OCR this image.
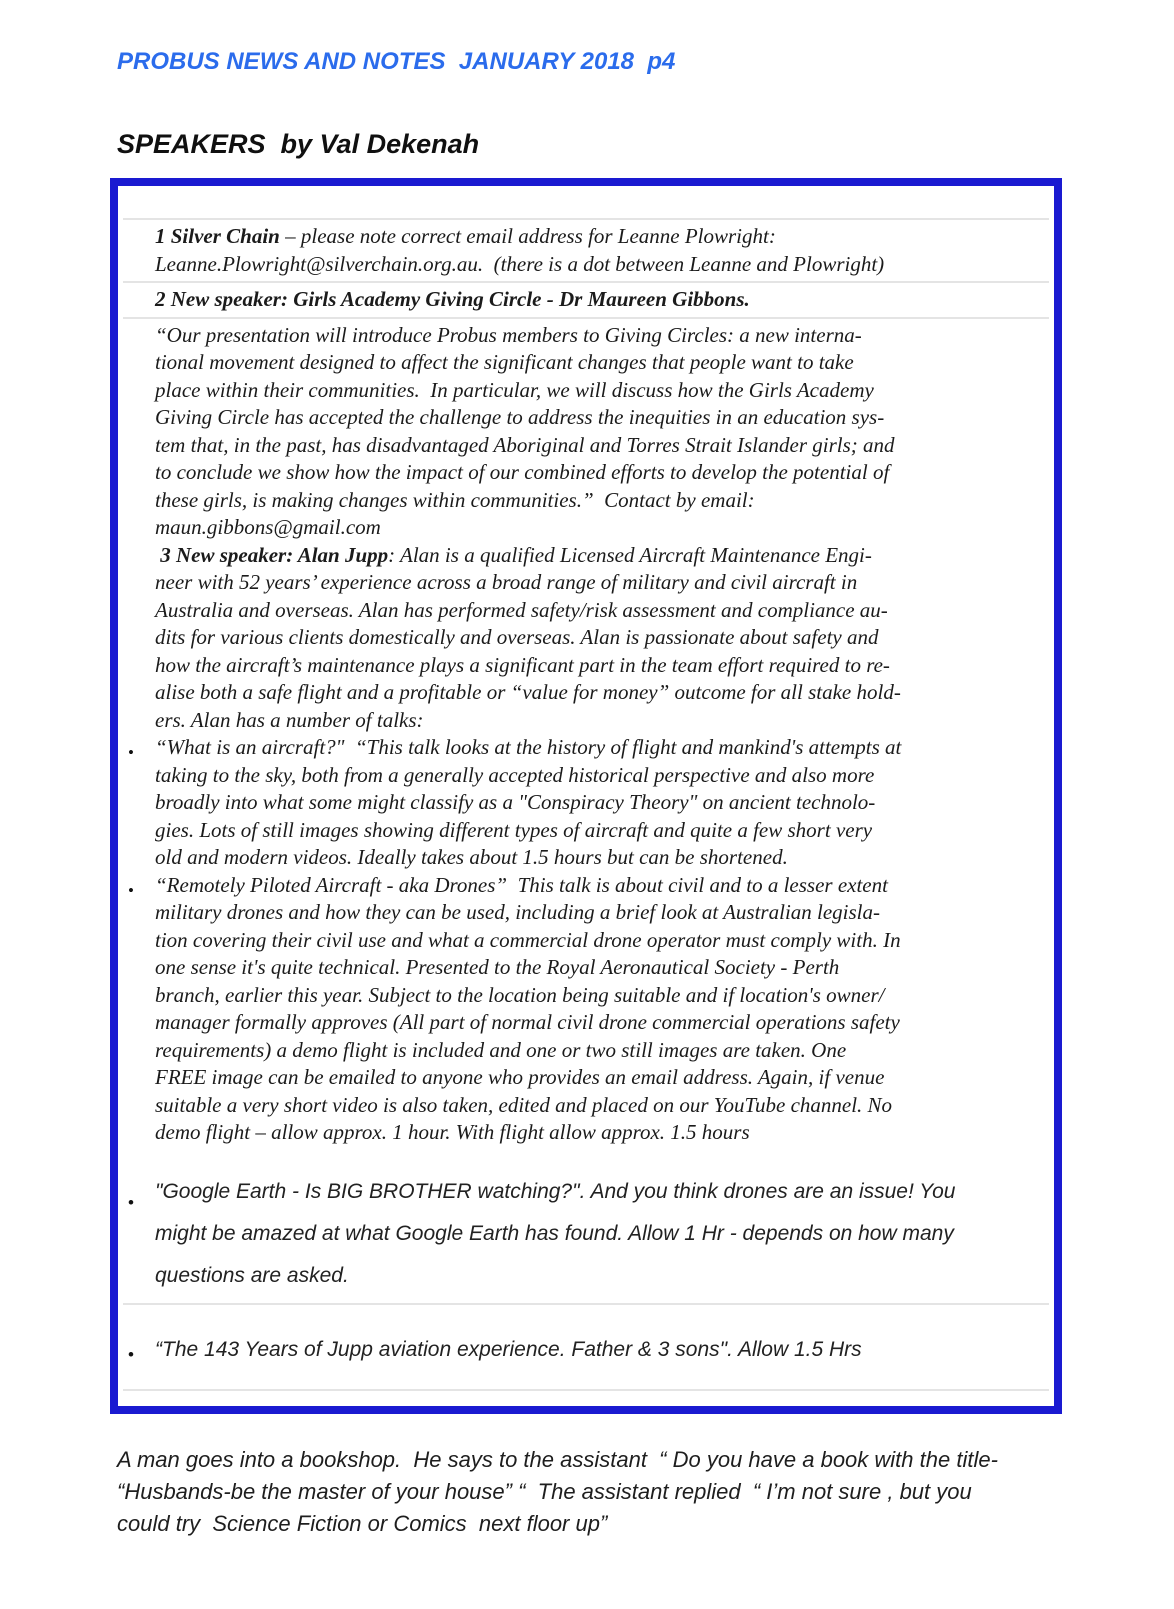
PROBUS NEWS AND NOTES  JANUARY 2018  p4
SPEAKERS  by Val Dekenah
1 Silver Chain – please note correct email address for Leanne Plowright:
Leanne.Plowright@silverchain.org.au.  (there is a dot between Leanne and Plowright)
2 New speaker: Girls Academy Giving Circle - Dr Maureen Gibbons.
“Our presentation will introduce Probus members to Giving Circles: a new interna-
tional movement designed to affect the significant changes that people want to take
place within their communities.  In particular, we will discuss how the Girls Academy
Giving Circle has accepted the challenge to address the inequities in an education sys-
tem that, in the past, has disadvantaged Aboriginal and Torres Strait Islander girls; and
to conclude we show how the impact of our combined efforts to develop the potential of
these girls, is making changes within communities.”  Contact by email:
maun.gibbons@gmail.com
3 New speaker: Alan Jupp: Alan is a qualified Licensed Aircraft Maintenance Engi-
neer with 52 years’ experience across a broad range of military and civil aircraft in
Australia and overseas. Alan has performed safety/risk assessment and compliance au-
dits for various clients domestically and overseas. Alan is passionate about safety and
how the aircraft’s maintenance plays a significant part in the team effort required to re-
alise both a safe flight and a profitable or “value for money” outcome for all stake hold-
ers. Alan has a number of talks:
• “What is an aircraft?"  “This talk looks at the history of flight and mankind's attempts at
taking to the sky, both from a generally accepted historical perspective and also more
broadly into what some might classify as a "Conspiracy Theory" on ancient technolo-
gies. Lots of still images showing different types of aircraft and quite a few short very
old and modern videos. Ideally takes about 1.5 hours but can be shortened.
• “Remotely Piloted Aircraft - aka Drones”  This talk is about civil and to a lesser extent
military drones and how they can be used, including a brief look at Australian legisla-
tion covering their civil use and what a commercial drone operator must comply with. In
one sense it's quite technical. Presented to the Royal Aeronautical Society - Perth
branch, earlier this year. Subject to the location being suitable and if location's owner/
manager formally approves (All part of normal civil drone commercial operations safety
requirements) a demo flight is included and one or two still images are taken. One
FREE image can be emailed to anyone who provides an email address. Again, if venue
suitable a very short video is also taken, edited and placed on our YouTube channel. No
demo flight – allow approx. 1 hour. With flight allow approx. 1.5 hours
• "Google Earth - Is BIG BROTHER watching?". And you think drones are an issue! You
might be amazed at what Google Earth has found. Allow 1 Hr - depends on how many
questions are asked.
• “The 143 Years of Jupp aviation experience. Father & 3 sons". Allow 1.5 Hrs
A man goes into a bookshop.  He says to the assistant  “ Do you have a book with the title-
“Husbands-be the master of your house” “  The assistant replied  “ I’m not sure , but you
could try  Science Fiction or Comics  next floor up”
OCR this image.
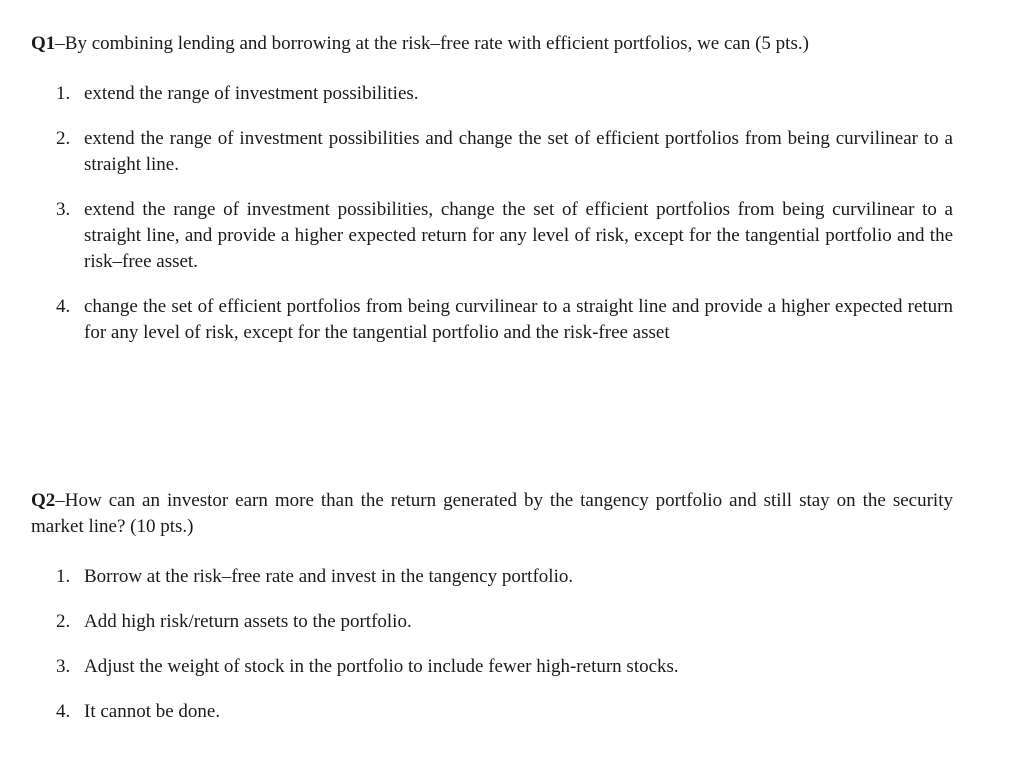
Q1–By combining lending and borrowing at the risk–free rate with efficient portfolios, we can (5 pts.)

1. extend the range of investment possibilities.
2. extend the range of investment possibilities and change the set of efficient portfolios from being curvilinear to a straight line.
3. extend the range of investment possibilities, change the set of efficient portfolios from being curvilinear to a straight line, and provide a higher expected return for any level of risk, except for the tangential portfolio and the risk–free asset.
4. change the set of efficient portfolios from being curvilinear to a straight line and provide a higher expected return for any level of risk, except for the tangential portfolio and the risk-free asset

Q2–How can an investor earn more than the return generated by the tangency portfolio and still stay on the security market line? (10 pts.)

1. Borrow at the risk–free rate and invest in the tangency portfolio.
2. Add high risk/return assets to the portfolio.
3. Adjust the weight of stock in the portfolio to include fewer high-return stocks.
4. It cannot be done.
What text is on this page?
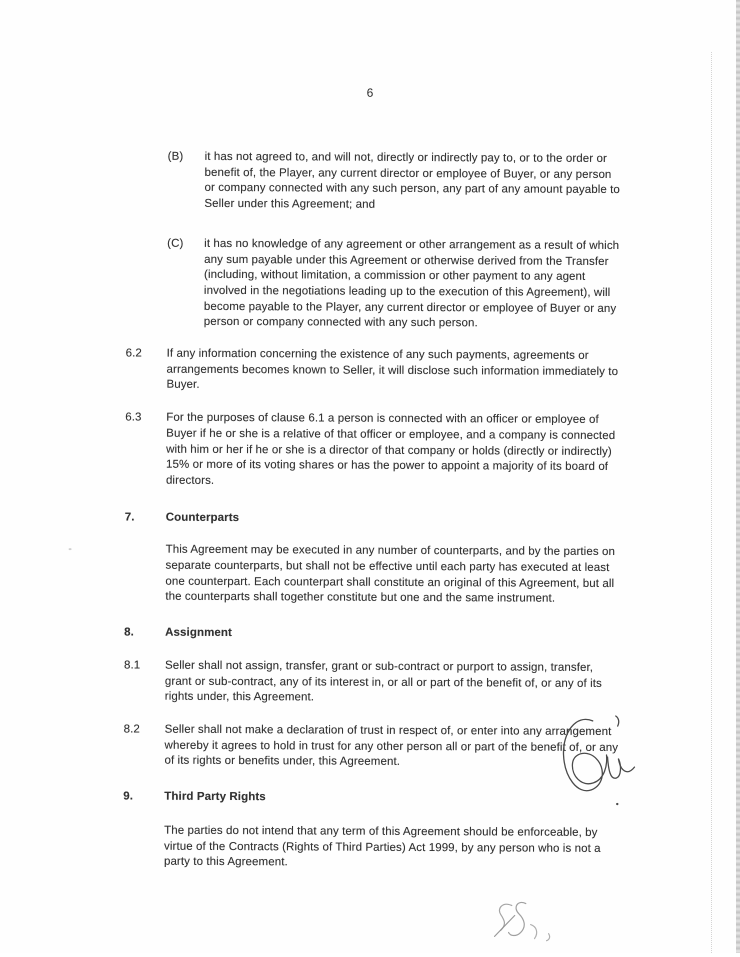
6
(B)	it has not agreed to, and will not, directly or indirectly pay to, or to the order or
benefit of, the Player, any current director or employee of Buyer, or any person
or company connected with any such person, any part of any amount payable to
Seller under this Agreement; and
(C)	it has no knowledge of any agreement or other arrangement as a result of which
any sum payable under this Agreement or otherwise derived from the Transfer
(including, without limitation, a commission or other payment to any agent
involved in the negotiations leading up to the execution of this Agreement), will
become payable to the Player, any current director or employee of Buyer or any
person or company connected with any such person.
6.2	If any information concerning the existence of any such payments, agreements or
arrangements becomes known to Seller, it will disclose such information immediately to
Buyer.
6.3	For the purposes of clause 6.1 a person is connected with an officer or employee of
Buyer if he or she is a relative of that officer or employee, and a company is connected
with him or her if he or she is a director of that company or holds (directly or indirectly)
15% or more of its voting shares or has the power to appoint a majority of its board of
directors.
7.	Counterparts
This Agreement may be executed in any number of counterparts, and by the parties on
separate counterparts, but shall not be effective until each party has executed at least
one counterpart. Each counterpart shall constitute an original of this Agreement, but all
the counterparts shall together constitute but one and the same instrument.
8.	Assignment
8.1	Seller shall not assign, transfer, grant or sub-contract or purport to assign, transfer,
grant or sub-contract, any of its interest in, or all or part of the benefit of, or any of its
rights under, this Agreement.
8.2	Seller shall not make a declaration of trust in respect of, or enter into any arrangement
whereby it agrees to hold in trust for any other person all or part of the benefit of, or any
of its rights or benefits under, this Agreement.
9.	Third Party Rights
The parties do not intend that any term of this Agreement should be enforceable, by
virtue of the Contracts (Rights of Third Parties) Act 1999, by any person who is not a
party to this Agreement.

--------------------------------

# Set problem:
Check each line of the records for the word "trust", and show the lines that contain it.

# Solved problem:
8.2	Seller shall not make a declaration of trust in respect of, or enter into any arrangement
whereby it agrees to hold in trust for any other person all or part of the benefit of, or any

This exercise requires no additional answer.